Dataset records
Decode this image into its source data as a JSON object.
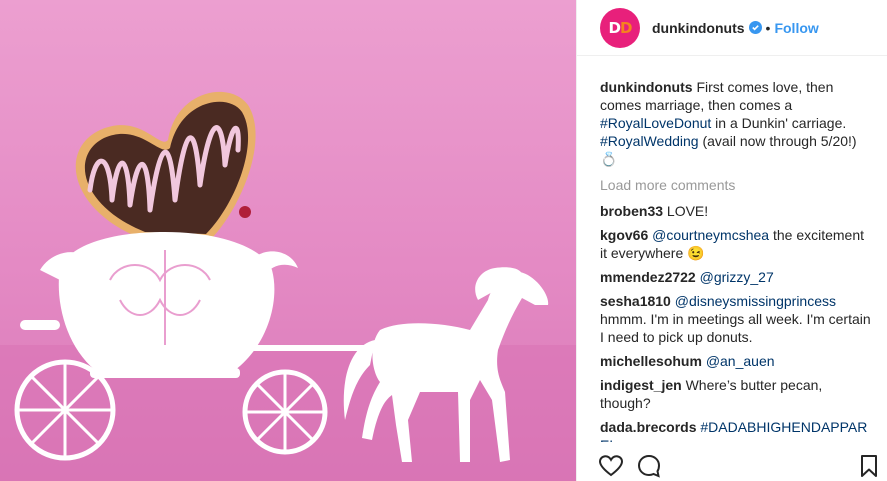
{
  "post": {
    "account": {
      "username": "dunkindonuts",
      "avatar_text_1": "D",
      "avatar_text_2": "D",
      "separator": "•",
      "follow_label": "Follow"
    },
    "caption": {
      "username": "dunkindonuts",
      "text_1": "First comes love, then comes marriage, then comes a ",
      "hashtag_1": "#RoyalLoveDonut",
      "text_2": " in a Dunkin' carriage. ",
      "hashtag_2": "#RoyalWedding",
      "text_3": " (avail now through 5/20!)",
      "emoji": "💍"
    },
    "load_more_label": "Load more comments",
    "comments": [
      {
        "username": "broben33",
        "text": "LOVE!"
      },
      {
        "username": "kgov66",
        "mention": "@courtneymcshea",
        "text": " the excitement it everywhere 😉"
      },
      {
        "username": "mmendez2722",
        "mention": "@grizzy_27",
        "text": ""
      },
      {
        "username": "sesha1810",
        "mention": "@disneysmissingprincess",
        "text": " hmmm. I'm in meetings all week. I'm certain I need to pick up donuts."
      },
      {
        "username": "michellesohum",
        "mention": "@an_auen",
        "text": ""
      },
      {
        "username": "indigest_jen",
        "text": "Where’s butter pecan, though?"
      },
      {
        "username": "dada.brecords",
        "mention": "#DADABHIGHENDAPPAR",
        "text": ""
      }
    ],
    "comment_overflow": "EL"
  },
  "colors": {
    "brand_pink": "#e8207b",
    "brand_orange": "#f5821f",
    "link_blue": "#3897f0",
    "hashtag_blue": "#003569",
    "muted_gray": "#999999",
    "photo_pink": "#e48ac4"
  },
  "icons": [
    "verified-badge-icon",
    "heart-icon",
    "comment-icon",
    "bookmark-icon",
    "ring-emoji-icon"
  ]
}
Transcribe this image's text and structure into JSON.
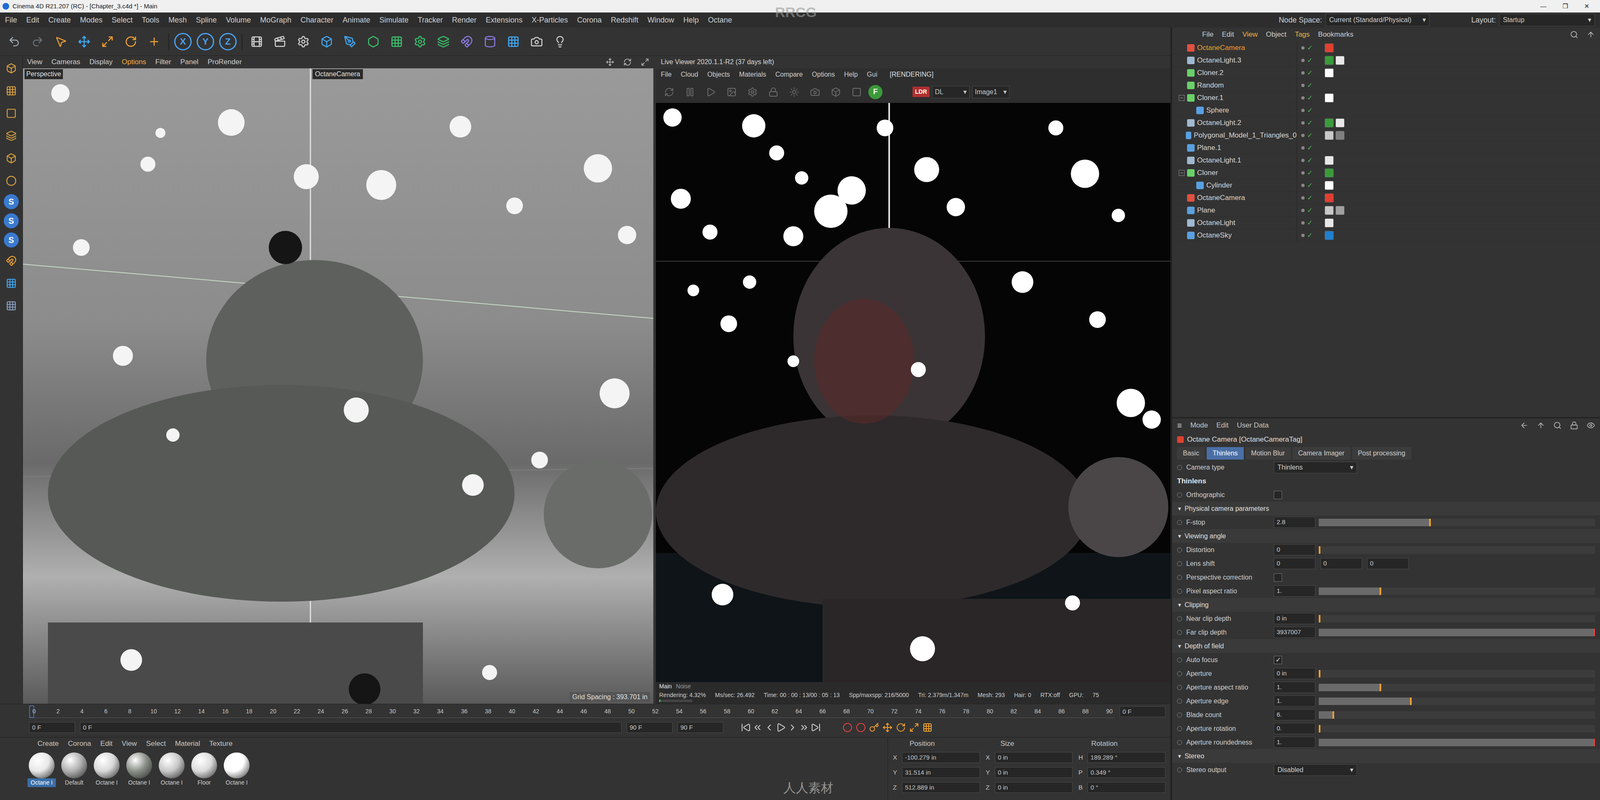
{
  "window": {
    "title": "Cinema 4D R21.207 (RC) - [Chapter_3.c4d *] - Main",
    "controls": [
      "—",
      "❐",
      "✕"
    ]
  },
  "watermarks": [
    "RRCG",
    "人人素材"
  ],
  "menu": [
    "File",
    "Edit",
    "Create",
    "Modes",
    "Select",
    "Tools",
    "Mesh",
    "Spline",
    "Volume",
    "MoGraph",
    "Character",
    "Animate",
    "Simulate",
    "Tracker",
    "Render",
    "Extensions",
    "X-Particles",
    "Corona",
    "Redshift",
    "Window",
    "Help",
    "Octane"
  ],
  "node_space": {
    "label": "Node Space:",
    "value": "Current (Standard/Physical)"
  },
  "layout": {
    "label": "Layout:",
    "value": "Startup"
  },
  "toolbar": {
    "axis": [
      {
        "label": "X",
        "on": true
      },
      {
        "label": "Y",
        "on": true
      },
      {
        "label": "Z",
        "on": true
      }
    ]
  },
  "left_tools": [
    "S",
    "S",
    "S"
  ],
  "viewport": {
    "menu": [
      {
        "label": "View",
        "selected": false
      },
      {
        "label": "Cameras",
        "selected": false
      },
      {
        "label": "Display",
        "selected": false
      },
      {
        "label": "Options",
        "selected": true
      },
      {
        "label": "Filter",
        "selected": false
      },
      {
        "label": "Panel",
        "selected": false
      },
      {
        "label": "ProRender",
        "selected": false
      }
    ],
    "label": "Perspective",
    "camera": "OctaneCamera",
    "grid": "Grid Spacing : 393.701 in"
  },
  "live_viewer": {
    "title": "Live Viewer 2020.1.1-R2 (37 days left)",
    "menu": [
      "File",
      "Cloud",
      "Objects",
      "Materials",
      "Compare",
      "Options",
      "Help",
      "Gui"
    ],
    "state": "[RENDERING]",
    "focus_badge": "F",
    "badge": "LDR",
    "mode": "DL",
    "image": "Image1",
    "tabs": [
      {
        "label": "Main",
        "selected": true
      },
      {
        "label": "Noise",
        "selected": false
      }
    ],
    "progress": 0.0432,
    "stats": [
      "Rendering: 4.32%",
      "Ms/sec: 26.492",
      "Time: 00 : 00 : 13/00 : 05 : 13",
      "Spp/maxspp: 216/5000",
      "Tri: 2.379m/1.347m",
      "Mesh: 293",
      "Hair: 0",
      "RTX:off",
      "GPU:",
      "75"
    ]
  },
  "timeline": {
    "ticks": [
      "0",
      "2",
      "4",
      "6",
      "8",
      "10",
      "12",
      "14",
      "16",
      "18",
      "20",
      "22",
      "24",
      "26",
      "28",
      "30",
      "32",
      "34",
      "36",
      "38",
      "40",
      "42",
      "44",
      "46",
      "48",
      "50",
      "52",
      "54",
      "56",
      "58",
      "60",
      "62",
      "64",
      "66",
      "68",
      "70",
      "72",
      "74",
      "76",
      "78",
      "80",
      "82",
      "84",
      "86",
      "88",
      "90"
    ],
    "playhead": 0,
    "frame_display": "0 F",
    "start": "0 F",
    "current": "0 F",
    "end": "90 F",
    "end_max": "90 F"
  },
  "materials": {
    "menu": [
      "Create",
      "Corona",
      "Edit",
      "View",
      "Select",
      "Material",
      "Texture"
    ],
    "items": [
      {
        "name": "Octane I",
        "color": "#e8e8e8",
        "selected": true
      },
      {
        "name": "Default",
        "color": "#b0b0b0",
        "selected": false
      },
      {
        "name": "Octane I",
        "color": "#d8d8d8",
        "selected": false
      },
      {
        "name": "Octane I",
        "color": "#8a9088",
        "selected": false
      },
      {
        "name": "Octane I",
        "color": "#c8c8c8",
        "selected": false
      },
      {
        "name": "Floor",
        "color": "#dcdcdc",
        "selected": false
      },
      {
        "name": "Octane I",
        "color": "#ffffff",
        "selected": false
      }
    ]
  },
  "coordinates": {
    "headers": [
      "Position",
      "Size",
      "Rotation"
    ],
    "rows": [
      {
        "axis": "X",
        "position": "-100.279 in",
        "size_axis": "X",
        "size": "0 in",
        "rot_axis": "H",
        "rotation": "189.289 °"
      },
      {
        "axis": "Y",
        "position": "31.514 in",
        "size_axis": "Y",
        "size": "0 in",
        "rot_axis": "P",
        "rotation": "0.349 °"
      },
      {
        "axis": "Z",
        "position": "512.889 in",
        "size_axis": "Z",
        "size": "0 in",
        "rot_axis": "B",
        "rotation": "0 °"
      }
    ]
  },
  "objects": {
    "menu": [
      {
        "label": "File",
        "selected": false
      },
      {
        "label": "Edit",
        "selected": false
      },
      {
        "label": "View",
        "selected": true
      },
      {
        "label": "Object",
        "selected": false
      },
      {
        "label": "Tags",
        "selected": true
      },
      {
        "label": "Bookmarks",
        "selected": false
      }
    ],
    "items": [
      {
        "name": "OctaneCamera",
        "depth": 0,
        "selected": true,
        "expandable": false,
        "expanded": false,
        "enabled": true,
        "color": "#e05040",
        "tag_colors": [
          "#e04030"
        ]
      },
      {
        "name": "OctaneLight.3",
        "depth": 0,
        "selected": false,
        "expandable": false,
        "expanded": false,
        "enabled": true,
        "color": "#a0b8d0",
        "tag_colors": [
          "#3a9a3a",
          "#e8e8e8"
        ]
      },
      {
        "name": "Cloner.2",
        "depth": 0,
        "selected": false,
        "expandable": false,
        "expanded": false,
        "enabled": true,
        "color": "#6ad06a",
        "tag_colors": [
          "#ffffff"
        ]
      },
      {
        "name": "Random",
        "depth": 0,
        "selected": false,
        "expandable": false,
        "expanded": false,
        "enabled": true,
        "color": "#6ad06a",
        "tag_colors": []
      },
      {
        "name": "Cloner.1",
        "depth": 0,
        "selected": false,
        "expandable": true,
        "expanded": true,
        "enabled": true,
        "color": "#6ad06a",
        "tag_colors": [
          "#ffffff"
        ]
      },
      {
        "name": "Sphere",
        "depth": 1,
        "selected": false,
        "expandable": false,
        "expanded": false,
        "enabled": true,
        "color": "#5aa0e0",
        "tag_colors": []
      },
      {
        "name": "OctaneLight.2",
        "depth": 0,
        "selected": false,
        "expandable": false,
        "expanded": false,
        "enabled": true,
        "color": "#a0b8d0",
        "tag_colors": [
          "#3a9a3a",
          "#e8e8e8"
        ]
      },
      {
        "name": "Polygonal_Model_1_Triangles_0",
        "depth": 0,
        "selected": false,
        "expandable": false,
        "expanded": false,
        "enabled": true,
        "color": "#5aa0e0",
        "tag_colors": [
          "#c8c8c8",
          "#808080"
        ]
      },
      {
        "name": "Plane.1",
        "depth": 0,
        "selected": false,
        "expandable": false,
        "expanded": false,
        "enabled": true,
        "color": "#5aa0e0",
        "tag_colors": []
      },
      {
        "name": "OctaneLight.1",
        "depth": 0,
        "selected": false,
        "expandable": false,
        "expanded": false,
        "enabled": true,
        "color": "#a0b8d0",
        "tag_colors": [
          "#e8e8e8"
        ]
      },
      {
        "name": "Cloner",
        "depth": 0,
        "selected": false,
        "expandable": true,
        "expanded": true,
        "enabled": true,
        "color": "#6ad06a",
        "tag_colors": [
          "#3a9a3a"
        ]
      },
      {
        "name": "Cylinder",
        "depth": 1,
        "selected": false,
        "expandable": false,
        "expanded": false,
        "enabled": true,
        "color": "#5aa0e0",
        "tag_colors": [
          "#ffffff"
        ]
      },
      {
        "name": "OctaneCamera",
        "depth": 0,
        "selected": false,
        "expandable": false,
        "expanded": false,
        "enabled": true,
        "color": "#e05040",
        "tag_colors": [
          "#e04030"
        ]
      },
      {
        "name": "Plane",
        "depth": 0,
        "selected": false,
        "expandable": false,
        "expanded": false,
        "enabled": true,
        "color": "#5aa0e0",
        "tag_colors": [
          "#c8c8c8",
          "#a0a0a0"
        ]
      },
      {
        "name": "OctaneLight",
        "depth": 0,
        "selected": false,
        "expandable": false,
        "expanded": false,
        "enabled": true,
        "color": "#a0b8d0",
        "tag_colors": [
          "#e8e8e8"
        ]
      },
      {
        "name": "OctaneSky",
        "depth": 0,
        "selected": false,
        "expandable": false,
        "expanded": false,
        "enabled": true,
        "color": "#5aa0e0",
        "tag_colors": [
          "#2080d0"
        ]
      }
    ]
  },
  "attributes": {
    "menu": [
      "Mode",
      "Edit",
      "User Data"
    ],
    "title": "Octane Camera [OctaneCameraTag]",
    "tabs": [
      {
        "label": "Basic",
        "selected": false
      },
      {
        "label": "Thinlens",
        "selected": true
      },
      {
        "label": "Motion Blur",
        "selected": false
      },
      {
        "label": "Camera Imager",
        "selected": false
      },
      {
        "label": "Post processing",
        "selected": false
      }
    ],
    "rows": [
      {
        "kind": "dropdown",
        "label": "Camera type",
        "value": "Thinlens"
      },
      {
        "kind": "heading",
        "label": "Thinlens"
      },
      {
        "kind": "checkbox",
        "label": "Orthographic",
        "checked": false
      },
      {
        "kind": "section",
        "label": "Physical camera parameters",
        "expanded": true
      },
      {
        "kind": "slider",
        "label": "F-stop",
        "value": "2.8",
        "level": 0.4
      },
      {
        "kind": "section",
        "label": "Viewing angle",
        "expanded": true
      },
      {
        "kind": "slider",
        "label": "Distortion",
        "value": "0",
        "level": 0
      },
      {
        "kind": "multi",
        "label": "Lens shift",
        "values": [
          "0",
          "0",
          "0"
        ]
      },
      {
        "kind": "checkbox",
        "label": "Perspective correction",
        "checked": false
      },
      {
        "kind": "slider",
        "label": "Pixel aspect ratio",
        "value": "1.",
        "level": 0.22
      },
      {
        "kind": "section",
        "label": "Clipping",
        "expanded": true
      },
      {
        "kind": "slider",
        "label": "Near clip depth",
        "value": "0 in",
        "level": 0
      },
      {
        "kind": "slider",
        "label": "Far clip depth",
        "value": "3937007",
        "level": 1
      },
      {
        "kind": "section",
        "label": "Depth of field",
        "expanded": true
      },
      {
        "kind": "checkbox",
        "label": "Auto focus",
        "checked": true
      },
      {
        "kind": "slider",
        "label": "Aperture",
        "value": "0 in",
        "level": 0
      },
      {
        "kind": "slider",
        "label": "Aperture aspect ratio",
        "value": "1.",
        "level": 0.22
      },
      {
        "kind": "slider",
        "label": "Aperture edge",
        "value": "1.",
        "level": 0.33
      },
      {
        "kind": "slider",
        "label": "Blade count",
        "value": "6.",
        "level": 0.05
      },
      {
        "kind": "slider",
        "label": "Aperture rotation",
        "value": "0.",
        "level": 0
      },
      {
        "kind": "slider",
        "label": "Aperture roundedness",
        "value": "1.",
        "level": 1
      },
      {
        "kind": "section",
        "label": "Stereo",
        "expanded": true
      },
      {
        "kind": "dropdown",
        "label": "Stereo output",
        "value": "Disabled"
      }
    ]
  }
}
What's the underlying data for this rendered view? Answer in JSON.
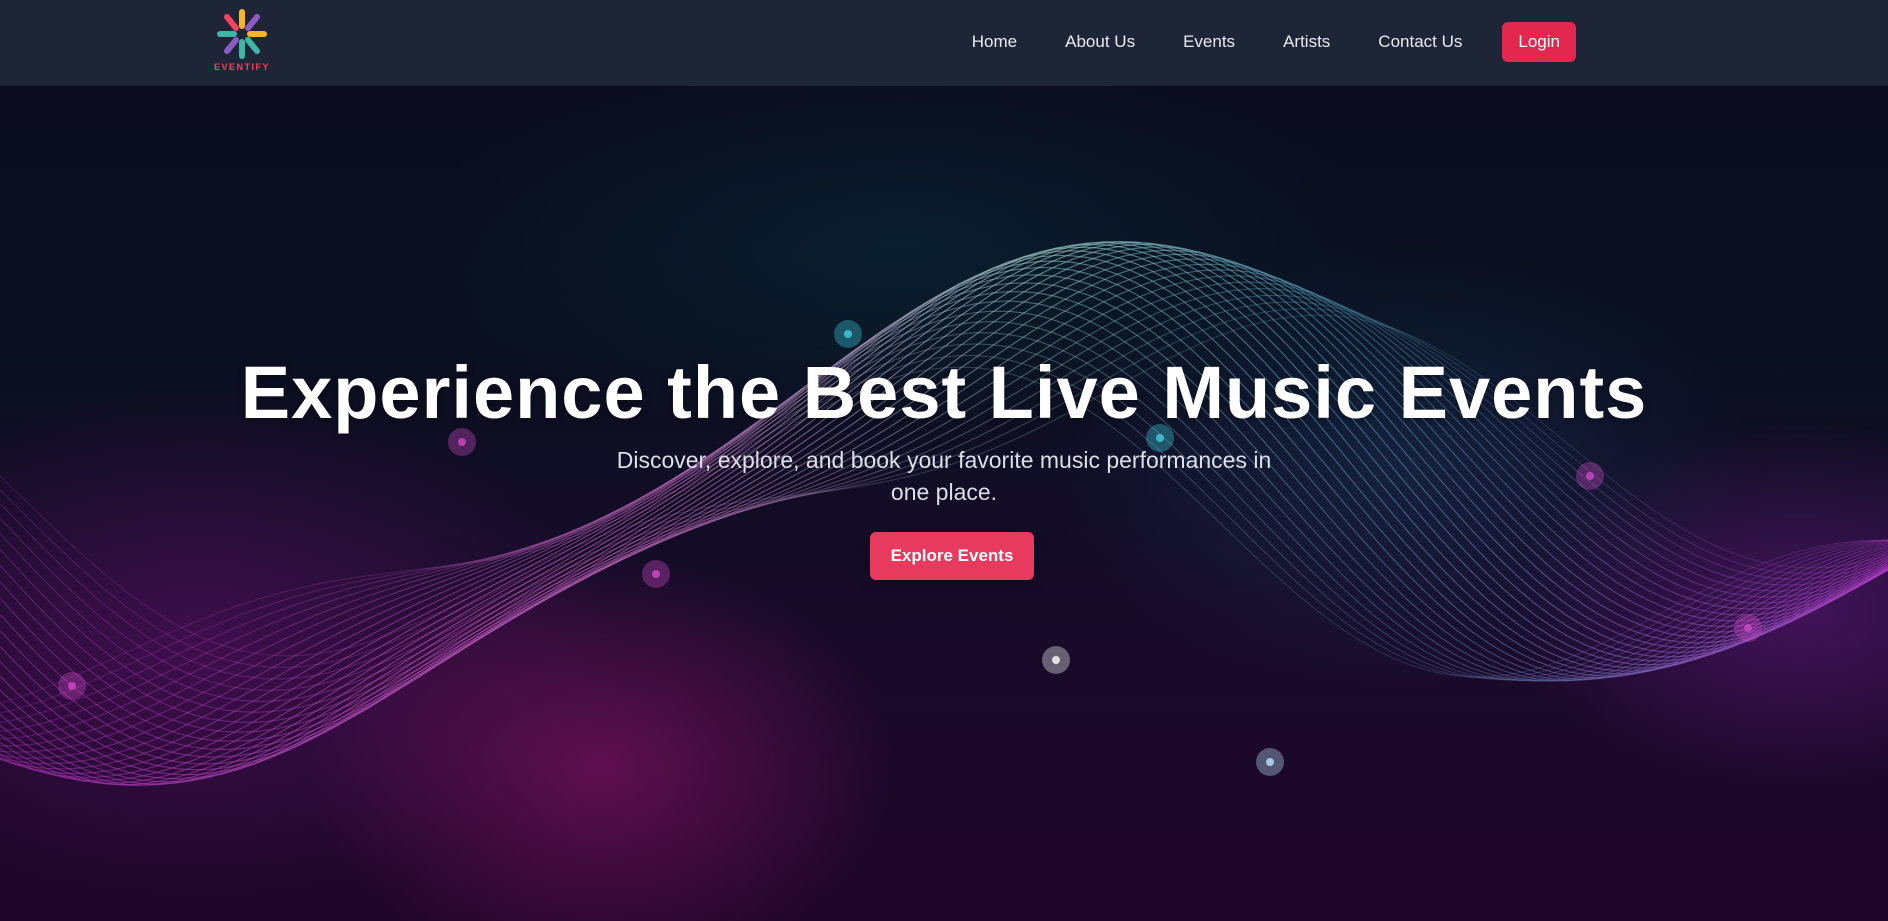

Instructions for the task
Out of the material above, gather each line where "Aperture" appears.

Completed task
        "label": "Aperture",
        "label": "Aperture aspect ratio",
        "label": "Aperture edge",
        "label": "Aperture rotation",
        "label": "Aperture roundedness",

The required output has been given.